**INFORMATION PROVIDED:**
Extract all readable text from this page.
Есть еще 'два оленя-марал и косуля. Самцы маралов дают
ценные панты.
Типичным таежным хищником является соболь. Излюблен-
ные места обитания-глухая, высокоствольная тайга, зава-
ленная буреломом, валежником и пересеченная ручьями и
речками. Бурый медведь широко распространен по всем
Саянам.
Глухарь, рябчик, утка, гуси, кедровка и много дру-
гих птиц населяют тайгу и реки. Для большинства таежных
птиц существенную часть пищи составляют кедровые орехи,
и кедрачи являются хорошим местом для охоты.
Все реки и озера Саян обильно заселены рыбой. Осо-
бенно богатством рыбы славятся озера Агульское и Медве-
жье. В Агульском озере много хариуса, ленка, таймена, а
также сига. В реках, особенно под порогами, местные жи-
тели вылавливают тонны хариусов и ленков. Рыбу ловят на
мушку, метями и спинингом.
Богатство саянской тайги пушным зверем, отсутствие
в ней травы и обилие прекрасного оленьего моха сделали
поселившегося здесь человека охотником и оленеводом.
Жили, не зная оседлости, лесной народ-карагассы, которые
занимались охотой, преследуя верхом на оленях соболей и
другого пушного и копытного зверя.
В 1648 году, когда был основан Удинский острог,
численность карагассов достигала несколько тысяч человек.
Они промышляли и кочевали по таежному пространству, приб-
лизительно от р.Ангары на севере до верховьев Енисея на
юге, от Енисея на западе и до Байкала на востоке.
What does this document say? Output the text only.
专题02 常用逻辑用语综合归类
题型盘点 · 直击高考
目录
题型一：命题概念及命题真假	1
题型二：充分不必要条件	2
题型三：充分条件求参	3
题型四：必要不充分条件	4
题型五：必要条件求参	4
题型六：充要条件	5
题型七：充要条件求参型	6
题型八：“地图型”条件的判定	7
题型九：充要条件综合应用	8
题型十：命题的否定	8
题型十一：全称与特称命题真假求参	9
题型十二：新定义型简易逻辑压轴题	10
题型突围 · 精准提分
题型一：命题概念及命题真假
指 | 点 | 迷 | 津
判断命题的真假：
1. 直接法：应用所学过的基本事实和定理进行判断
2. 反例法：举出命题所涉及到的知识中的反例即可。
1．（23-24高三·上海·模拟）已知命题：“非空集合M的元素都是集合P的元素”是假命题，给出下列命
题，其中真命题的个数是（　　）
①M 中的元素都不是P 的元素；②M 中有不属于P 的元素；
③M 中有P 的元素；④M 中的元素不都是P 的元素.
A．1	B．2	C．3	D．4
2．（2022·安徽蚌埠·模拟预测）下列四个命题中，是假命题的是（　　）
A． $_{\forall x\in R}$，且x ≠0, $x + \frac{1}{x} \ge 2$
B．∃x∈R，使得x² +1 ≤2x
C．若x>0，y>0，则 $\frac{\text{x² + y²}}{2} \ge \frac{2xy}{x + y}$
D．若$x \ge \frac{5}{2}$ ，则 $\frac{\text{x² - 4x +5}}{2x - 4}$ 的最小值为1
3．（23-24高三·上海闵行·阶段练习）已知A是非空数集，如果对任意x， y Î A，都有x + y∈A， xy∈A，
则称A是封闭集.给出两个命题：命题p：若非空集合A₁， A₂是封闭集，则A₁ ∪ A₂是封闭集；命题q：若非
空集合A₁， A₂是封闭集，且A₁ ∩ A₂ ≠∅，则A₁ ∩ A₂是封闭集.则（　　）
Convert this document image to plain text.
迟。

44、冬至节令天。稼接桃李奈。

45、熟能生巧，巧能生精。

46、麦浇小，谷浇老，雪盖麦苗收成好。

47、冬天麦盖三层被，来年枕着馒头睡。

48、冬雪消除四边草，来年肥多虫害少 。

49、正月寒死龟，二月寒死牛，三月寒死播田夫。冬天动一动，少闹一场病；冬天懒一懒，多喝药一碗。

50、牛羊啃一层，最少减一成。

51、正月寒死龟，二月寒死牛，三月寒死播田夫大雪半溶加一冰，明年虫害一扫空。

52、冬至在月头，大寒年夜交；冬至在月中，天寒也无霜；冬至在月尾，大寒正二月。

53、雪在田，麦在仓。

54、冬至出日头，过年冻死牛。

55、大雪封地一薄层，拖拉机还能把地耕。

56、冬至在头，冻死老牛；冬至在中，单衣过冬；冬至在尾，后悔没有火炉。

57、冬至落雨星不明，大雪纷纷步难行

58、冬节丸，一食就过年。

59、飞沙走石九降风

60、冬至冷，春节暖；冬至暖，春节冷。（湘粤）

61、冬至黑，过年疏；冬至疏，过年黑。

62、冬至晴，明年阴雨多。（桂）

**SHORT TASK:** Every entry must be retyped in full, exactly as given.

**ANSWER TO THE PROBLEM:**
Extract all readable text from this page.
Есть еще 'два оленя-марал и косуля. Самцы маралов дают
ценные панты.
Типичным таежным хищником является соболь. Излюблен-
ные места обитания-глухая, высокоствольная тайга, зава-
ленная буреломом, валежником и пересеченная ручьями и
речками. Бурый медведь широко распространен по всем
Саянам.
Глухарь, рябчик, утка, гуси, кедровка и много дру-
гих птиц населяют тайгу и реки. Для большинства таежных
птиц существенную часть пищи составляют кедровые орехи,
и кедрачи являются хорошим местом для охоты.
Все реки и озера Саян обильно заселены рыбой. Осо-
бенно богатством рыбы славятся озера Агульское и Медве-
жье. В Агульском озере много хариуса, ленка, таймена, а
также сига. В реках, особенно под порогами, местные жи-
тели вылавливают тонны хариусов и ленков. Рыбу ловят на
мушку, метями и спинингом.
Богатство саянской тайги пушным зверем, отсутствие
в ней травы и обилие прекрасного оленьего моха сделали
поселившегося здесь человека охотником и оленеводом.
Жили, не зная оседлости, лесной народ-карагассы, которые
занимались охотой, преследуя верхом на оленях соболей и
другого пушного и копытного зверя.
В 1648 году, когда был основан Удинский острог,
численность карагассов достигала несколько тысяч человек.
Они промышляли и кочевали по таежному пространству, приб-
лизительно от р.Ангары на севере до верховьев Енисея на
юге, от Енисея на западе и до Байкала на востоке.
What does this document say? Output the text only.
专题02 常用逻辑用语综合归类
题型盘点 · 直击高考
目录
题型一：命题概念及命题真假	1
题型二：充分不必要条件	2
题型三：充分条件求参	3
题型四：必要不充分条件	4
题型五：必要条件求参	4
题型六：充要条件	5
题型七：充要条件求参型	6
题型八：“地图型”条件的判定	7
题型九：充要条件综合应用	8
题型十：命题的否定	8
题型十一：全称与特称命题真假求参	9
题型十二：新定义型简易逻辑压轴题	10
题型突围 · 精准提分
题型一：命题概念及命题真假
指 | 点 | 迷 | 津
判断命题的真假：
1. 直接法：应用所学过的基本事实和定理进行判断
2. 反例法：举出命题所涉及到的知识中的反例即可。
1．（23-24高三·上海·模拟）已知命题：“非空集合M的元素都是集合P的元素”是假命题，给出下列命
题，其中真命题的个数是（　　）
①M 中的元素都不是P 的元素；②M 中有不属于P 的元素；
③M 中有P 的元素；④M 中的元素不都是P 的元素.
A．1	B．2	C．3	D．4
2．（2022·安徽蚌埠·模拟预测）下列四个命题中，是假命题的是（　　）
A． $_{\forall x\in R}$，且x ≠0, $x + \frac{1}{x} \ge 2$
B．∃x∈R，使得x² +1 ≤2x
C．若x>0，y>0，则 $\frac{\text{x² + y²}}{2} \ge \frac{2xy}{x + y}$
D．若$x \ge \frac{5}{2}$ ，则 $\frac{\text{x² - 4x +5}}{2x - 4}$ 的最小值为1
3．（23-24高三·上海闵行·阶段练习）已知A是非空数集，如果对任意x， y Î A，都有x + y∈A， xy∈A，
则称A是封闭集.给出两个命题：命题p：若非空集合A₁， A₂是封闭集，则A₁ ∪ A₂是封闭集；命题q：若非
空集合A₁， A₂是封闭集，且A₁ ∩ A₂ ≠∅，则A₁ ∩ A₂是封闭集.则（　　）
Convert this document image to plain text.
迟。

44、冬至节令天。稼接桃李奈。

45、熟能生巧，巧能生精。

46、麦浇小，谷浇老，雪盖麦苗收成好。

47、冬天麦盖三层被，来年枕着馒头睡。

48、冬雪消除四边草，来年肥多虫害少 。

49、正月寒死龟，二月寒死牛，三月寒死播田夫。冬天动一动，少闹一场病；冬天懒一懒，多喝药一碗。

50、牛羊啃一层，最少减一成。

51、正月寒死龟，二月寒死牛，三月寒死播田夫大雪半溶加一冰，明年虫害一扫空。

52、冬至在月头，大寒年夜交；冬至在月中，天寒也无霜；冬至在月尾，大寒正二月。

53、雪在田，麦在仓。

54、冬至出日头，过年冻死牛。

55、大雪封地一薄层，拖拉机还能把地耕。

56、冬至在头，冻死老牛；冬至在中，单衣过冬；冬至在尾，后悔没有火炉。

57、冬至落雨星不明，大雪纷纷步难行

58、冬节丸，一食就过年。

59、飞沙走石九降风

60、冬至冷，春节暖；冬至暖，春节冷。（湘粤）

61、冬至黑，过年疏；冬至疏，过年黑。

62、冬至晴，明年阴雨多。（桂）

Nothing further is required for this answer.